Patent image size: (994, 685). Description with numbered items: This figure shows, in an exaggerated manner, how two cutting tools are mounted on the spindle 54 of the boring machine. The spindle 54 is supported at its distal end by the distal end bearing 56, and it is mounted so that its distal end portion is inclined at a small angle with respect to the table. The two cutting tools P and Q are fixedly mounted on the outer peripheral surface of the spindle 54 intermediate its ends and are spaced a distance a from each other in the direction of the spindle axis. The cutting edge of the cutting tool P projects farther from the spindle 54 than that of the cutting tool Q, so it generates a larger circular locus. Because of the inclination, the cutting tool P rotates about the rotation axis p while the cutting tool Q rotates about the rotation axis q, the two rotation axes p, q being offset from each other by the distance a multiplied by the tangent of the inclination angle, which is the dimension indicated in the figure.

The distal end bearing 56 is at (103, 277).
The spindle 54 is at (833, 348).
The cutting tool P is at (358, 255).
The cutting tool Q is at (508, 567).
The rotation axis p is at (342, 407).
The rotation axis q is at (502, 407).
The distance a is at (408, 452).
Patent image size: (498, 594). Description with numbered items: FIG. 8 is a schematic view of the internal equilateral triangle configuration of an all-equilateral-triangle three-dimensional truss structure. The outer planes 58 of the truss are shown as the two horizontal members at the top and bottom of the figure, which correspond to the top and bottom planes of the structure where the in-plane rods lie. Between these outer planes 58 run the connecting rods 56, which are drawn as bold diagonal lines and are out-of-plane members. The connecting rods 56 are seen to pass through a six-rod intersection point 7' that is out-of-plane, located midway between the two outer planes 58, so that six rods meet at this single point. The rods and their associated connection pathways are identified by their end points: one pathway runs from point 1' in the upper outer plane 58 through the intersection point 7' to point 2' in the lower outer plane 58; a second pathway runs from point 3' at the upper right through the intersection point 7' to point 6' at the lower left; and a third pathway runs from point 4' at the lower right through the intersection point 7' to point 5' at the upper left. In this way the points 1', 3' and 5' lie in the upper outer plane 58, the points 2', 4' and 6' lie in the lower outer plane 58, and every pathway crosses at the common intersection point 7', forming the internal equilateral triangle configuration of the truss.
------
§ Task instructions:
Can you rewrite the data above with every "Patent image size" changed to "Drawing dimensions" and everything else left as it is?

§ Correct response:
Drawing dimensions: (994, 685). Description with numbered items: This figure shows, in an exaggerated manner, how two cutting tools are mounted on the spindle 54 of the boring machine. The spindle 54 is supported at its distal end by the distal end bearing 56, and it is mounted so that its distal end portion is inclined at a small angle with respect to the table. The two cutting tools P and Q are fixedly mounted on the outer peripheral surface of the spindle 54 intermediate its ends and are spaced a distance a from each other in the direction of the spindle axis. The cutting edge of the cutting tool P projects farther from the spindle 54 than that of the cutting tool Q, so it generates a larger circular locus. Because of the inclination, the cutting tool P rotates about the rotation axis p while the cutting tool Q rotates about the rotation axis q, the two rotation axes p, q being offset from each other by the distance a multiplied by the tangent of the inclination angle, which is the dimension indicated in the figure.

The distal end bearing 56 is at (103, 277).
The spindle 54 is at (833, 348).
The cutting tool P is at (358, 255).
The cutting tool Q is at (508, 567).
The rotation axis p is at (342, 407).
The rotation axis q is at (502, 407).
The distance a is at (408, 452).
Drawing dimensions: (498, 594). Description with numbered items: FIG. 8 is a schematic view of the internal equilateral triangle configuration of an all-equilateral-triangle three-dimensional truss structure. The outer planes 58 of the truss are shown as the two horizontal members at the top and bottom of the figure, which correspond to the top and bottom planes of the structure where the in-plane rods lie. Between these outer planes 58 run the connecting rods 56, which are drawn as bold diagonal lines and are out-of-plane members. The connecting rods 56 are seen to pass through a six-rod intersection point 7' that is out-of-plane, located midway between the two outer planes 58, so that six rods meet at this single point. The rods and their associated connection pathways are identified by their end points: one pathway runs from point 1' in the upper outer plane 58 through the intersection point 7' to point 2' in the lower outer plane 58; a second pathway runs from point 3' at the upper right through the intersection point 7' to point 6' at the lower left; and a third pathway runs from point 4' at the lower right through the intersection point 7' to point 5' at the upper left. In this way the points 1', 3' and 5' lie in the upper outer plane 58, the points 2', 4' and 6' lie in the lower outer plane 58, and every pathway crosses at the common intersection point 7', forming the internal equilateral triangle configuration of the truss.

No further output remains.